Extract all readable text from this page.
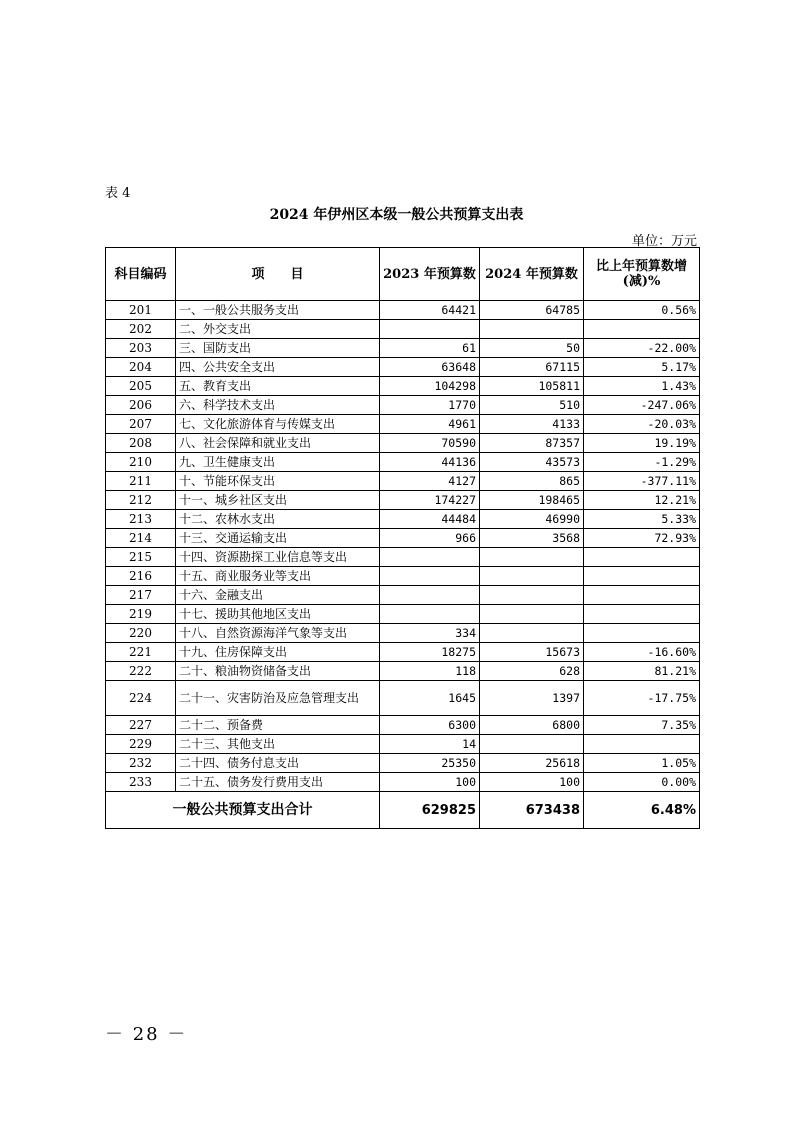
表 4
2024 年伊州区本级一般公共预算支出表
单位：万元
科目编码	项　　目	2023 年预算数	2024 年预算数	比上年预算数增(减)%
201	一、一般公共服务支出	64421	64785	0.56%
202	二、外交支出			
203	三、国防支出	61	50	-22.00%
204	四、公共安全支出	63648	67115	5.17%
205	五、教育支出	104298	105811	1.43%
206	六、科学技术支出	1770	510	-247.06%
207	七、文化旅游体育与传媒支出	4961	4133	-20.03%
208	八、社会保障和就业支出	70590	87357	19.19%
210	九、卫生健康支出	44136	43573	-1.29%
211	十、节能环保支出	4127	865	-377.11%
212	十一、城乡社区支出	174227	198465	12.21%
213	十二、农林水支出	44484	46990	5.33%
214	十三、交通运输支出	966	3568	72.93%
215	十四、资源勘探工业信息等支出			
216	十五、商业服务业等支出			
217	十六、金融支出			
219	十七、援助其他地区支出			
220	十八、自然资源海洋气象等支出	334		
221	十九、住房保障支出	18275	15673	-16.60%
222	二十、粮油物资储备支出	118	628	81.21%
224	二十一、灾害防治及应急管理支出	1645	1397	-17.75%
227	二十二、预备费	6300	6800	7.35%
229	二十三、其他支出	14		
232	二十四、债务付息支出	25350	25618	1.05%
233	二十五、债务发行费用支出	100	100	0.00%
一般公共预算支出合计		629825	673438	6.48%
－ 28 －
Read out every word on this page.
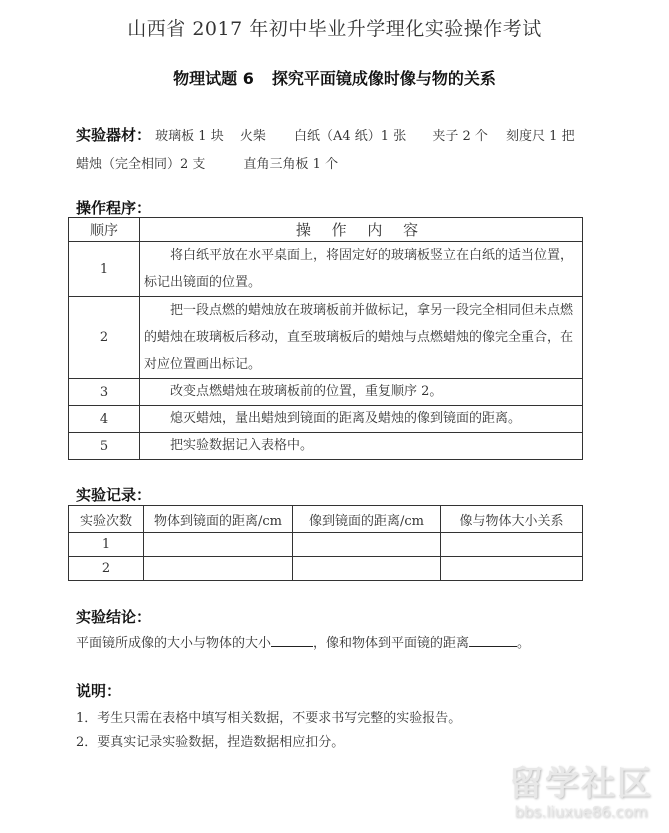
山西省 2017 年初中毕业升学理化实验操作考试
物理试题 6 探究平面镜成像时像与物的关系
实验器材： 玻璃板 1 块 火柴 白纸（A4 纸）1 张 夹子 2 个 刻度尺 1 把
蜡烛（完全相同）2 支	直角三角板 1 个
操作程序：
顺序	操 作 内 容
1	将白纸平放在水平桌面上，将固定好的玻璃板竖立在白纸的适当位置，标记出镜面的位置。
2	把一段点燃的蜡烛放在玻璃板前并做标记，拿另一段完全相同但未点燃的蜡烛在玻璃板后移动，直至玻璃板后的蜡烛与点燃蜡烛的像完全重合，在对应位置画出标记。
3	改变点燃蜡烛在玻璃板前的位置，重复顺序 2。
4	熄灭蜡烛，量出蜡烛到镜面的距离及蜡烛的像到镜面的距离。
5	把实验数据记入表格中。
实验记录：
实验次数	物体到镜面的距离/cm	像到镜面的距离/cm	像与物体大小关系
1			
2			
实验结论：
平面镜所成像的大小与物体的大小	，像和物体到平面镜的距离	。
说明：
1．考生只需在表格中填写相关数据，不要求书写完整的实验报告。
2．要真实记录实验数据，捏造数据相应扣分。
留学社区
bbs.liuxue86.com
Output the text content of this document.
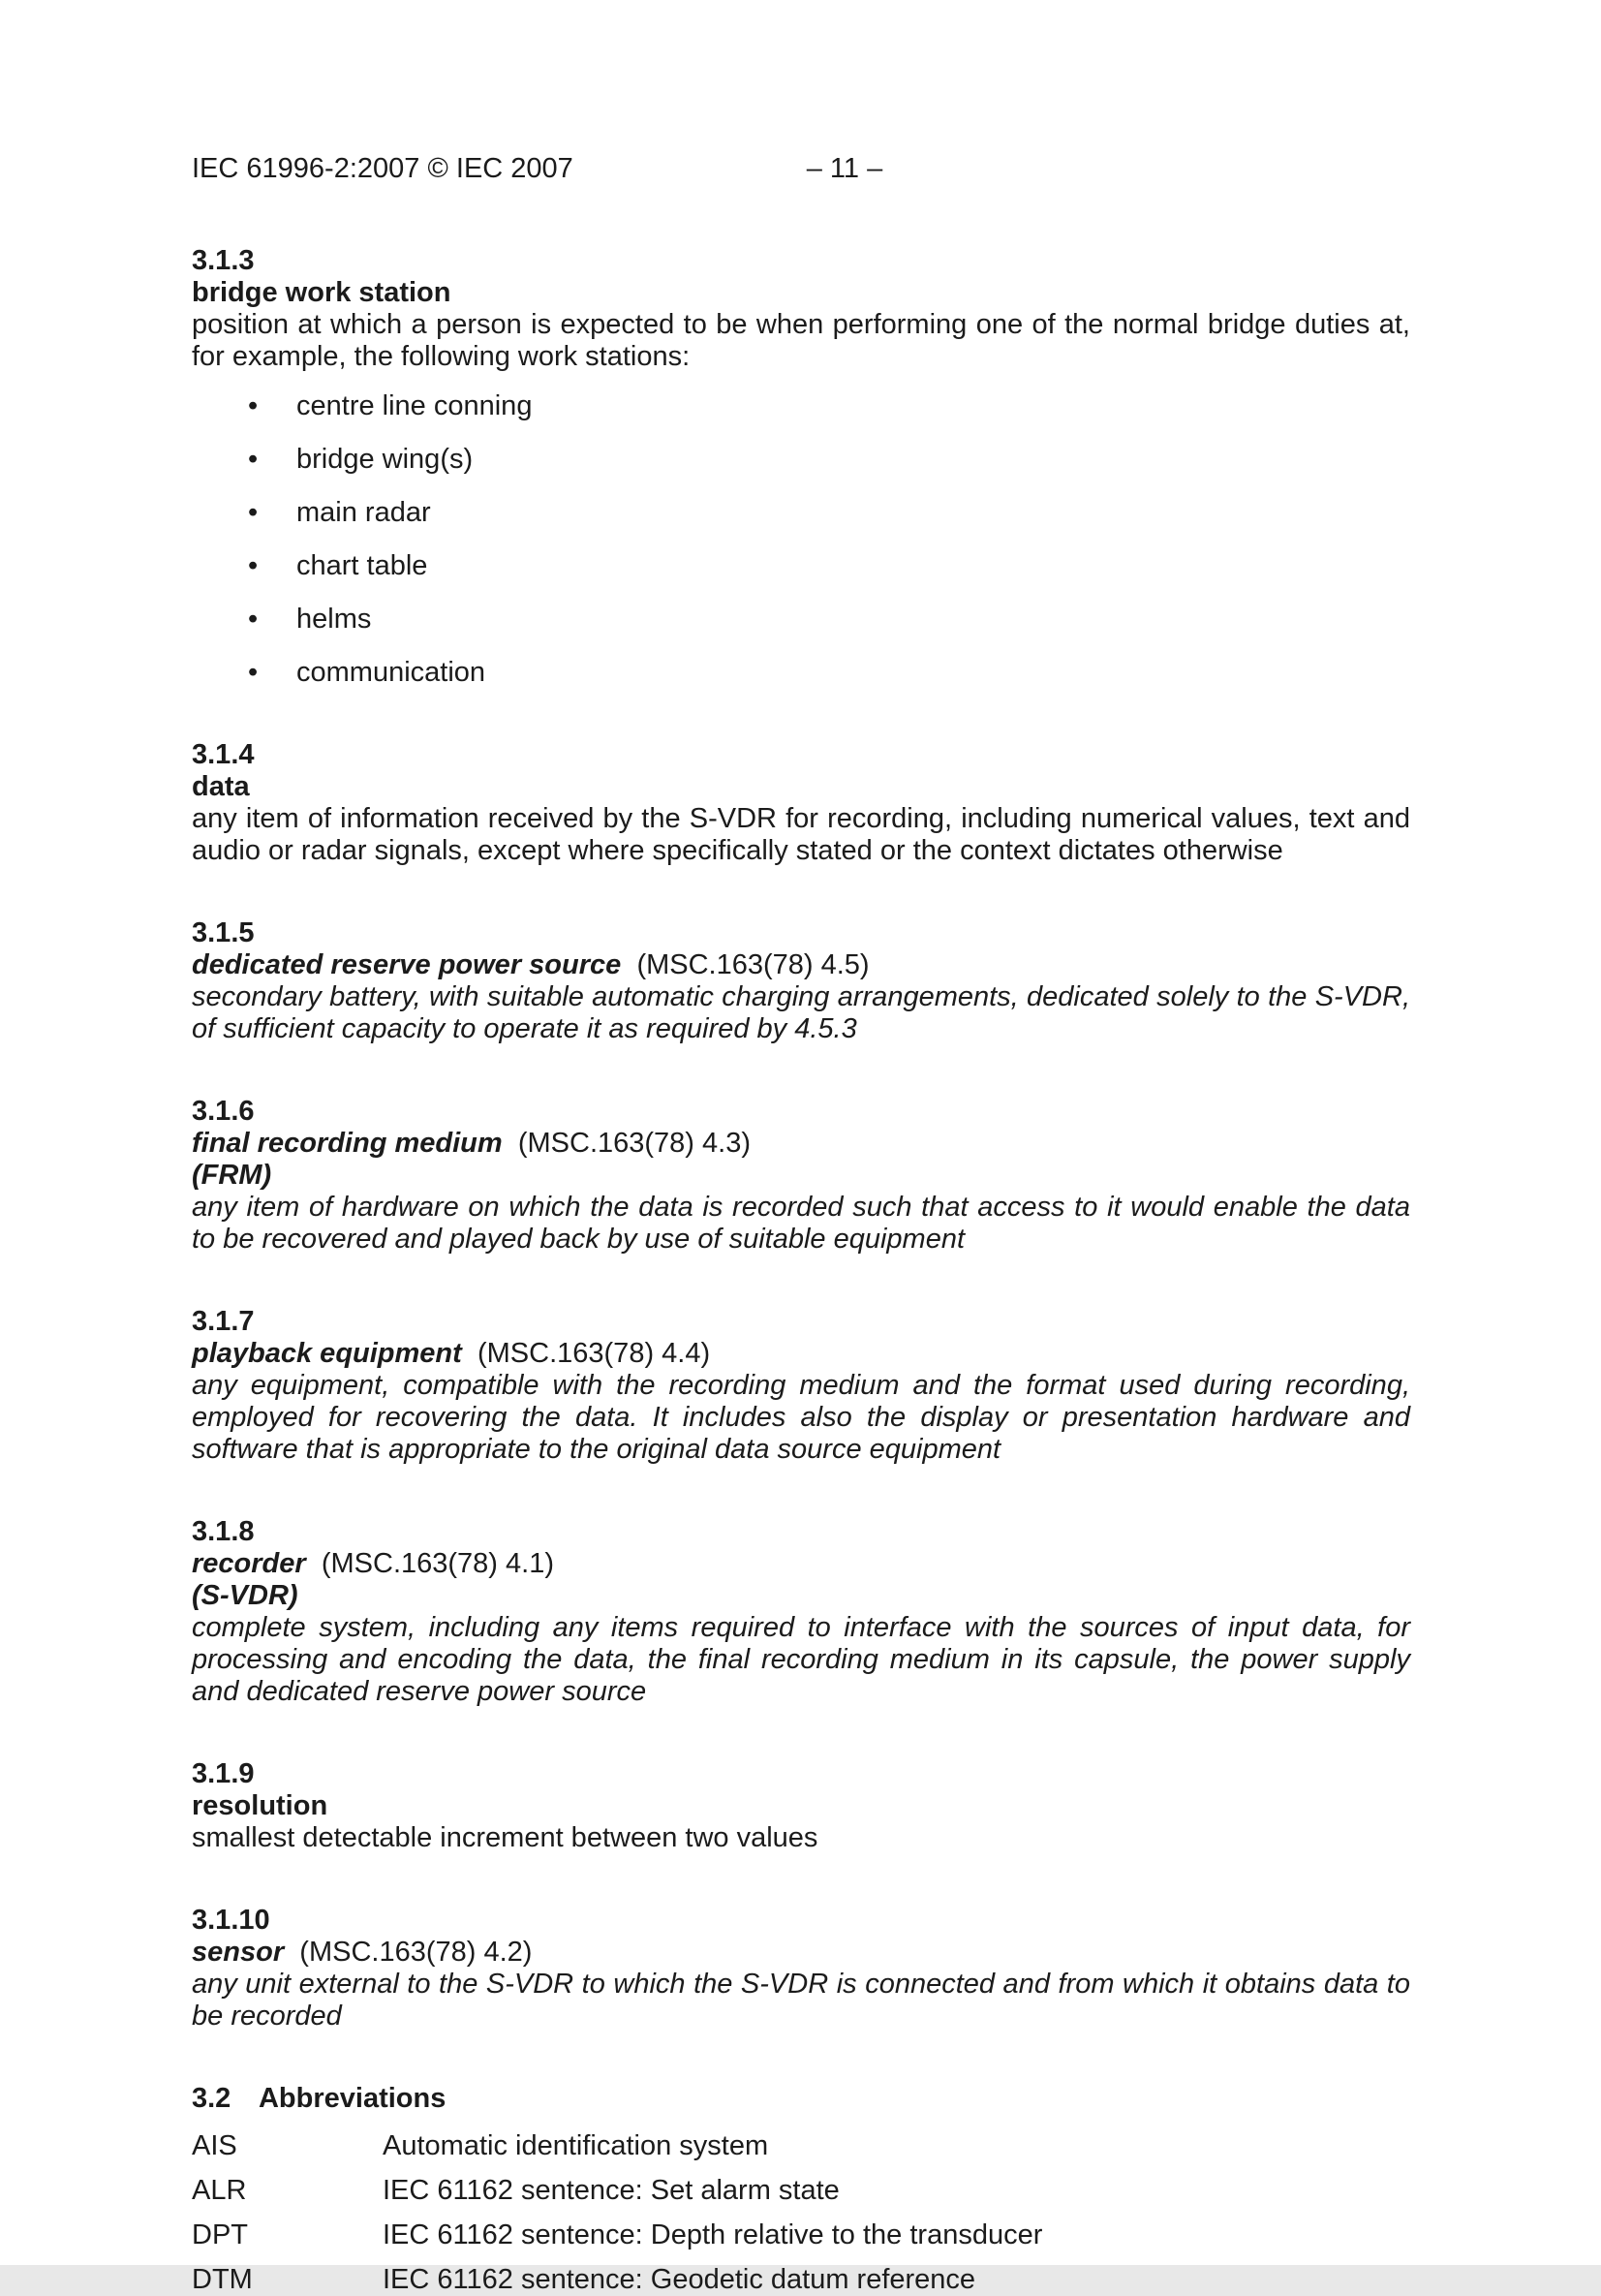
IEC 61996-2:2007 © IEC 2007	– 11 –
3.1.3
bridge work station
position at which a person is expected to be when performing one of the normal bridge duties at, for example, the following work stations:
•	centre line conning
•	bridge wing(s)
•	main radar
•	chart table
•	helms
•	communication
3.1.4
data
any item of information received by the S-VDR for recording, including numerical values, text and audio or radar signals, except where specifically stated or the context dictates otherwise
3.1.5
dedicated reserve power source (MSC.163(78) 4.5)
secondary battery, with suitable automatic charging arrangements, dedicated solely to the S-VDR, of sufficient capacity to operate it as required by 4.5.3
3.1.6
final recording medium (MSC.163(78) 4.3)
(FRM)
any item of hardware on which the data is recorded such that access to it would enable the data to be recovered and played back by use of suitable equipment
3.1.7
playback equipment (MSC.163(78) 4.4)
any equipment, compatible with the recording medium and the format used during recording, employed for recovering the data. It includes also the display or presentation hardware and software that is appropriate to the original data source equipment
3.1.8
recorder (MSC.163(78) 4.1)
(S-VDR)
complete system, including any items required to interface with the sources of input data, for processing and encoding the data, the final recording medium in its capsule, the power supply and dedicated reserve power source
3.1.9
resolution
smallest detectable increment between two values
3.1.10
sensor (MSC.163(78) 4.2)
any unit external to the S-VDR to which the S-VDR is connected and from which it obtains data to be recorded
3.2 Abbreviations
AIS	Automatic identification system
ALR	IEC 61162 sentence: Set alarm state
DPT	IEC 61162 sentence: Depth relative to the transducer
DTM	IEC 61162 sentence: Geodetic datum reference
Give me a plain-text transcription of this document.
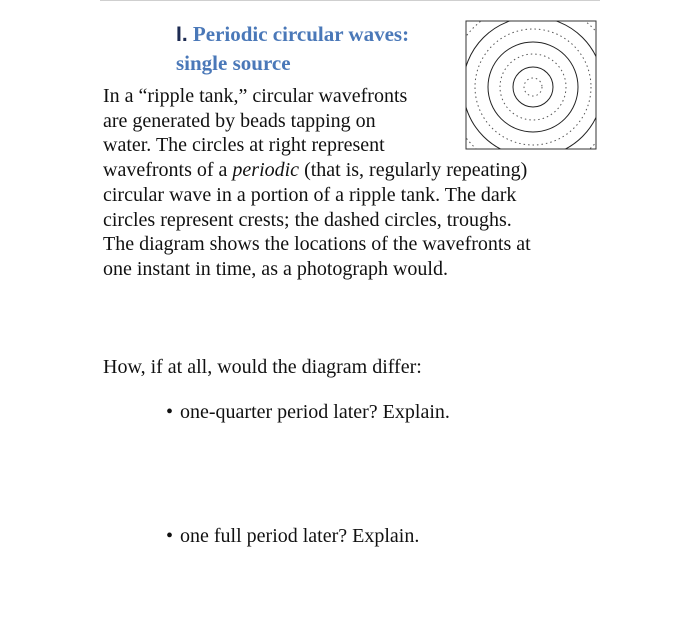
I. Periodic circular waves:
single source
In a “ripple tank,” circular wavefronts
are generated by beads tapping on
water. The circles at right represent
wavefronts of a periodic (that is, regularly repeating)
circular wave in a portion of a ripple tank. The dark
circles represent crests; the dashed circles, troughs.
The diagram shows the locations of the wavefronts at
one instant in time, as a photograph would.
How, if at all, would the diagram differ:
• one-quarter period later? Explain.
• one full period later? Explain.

* * * * * * * * *

**What is needed**
Where a line of the data holds "Explain", show that line.

**Written reply**
• one-quarter period later? Explain.
• one full period later? Explain.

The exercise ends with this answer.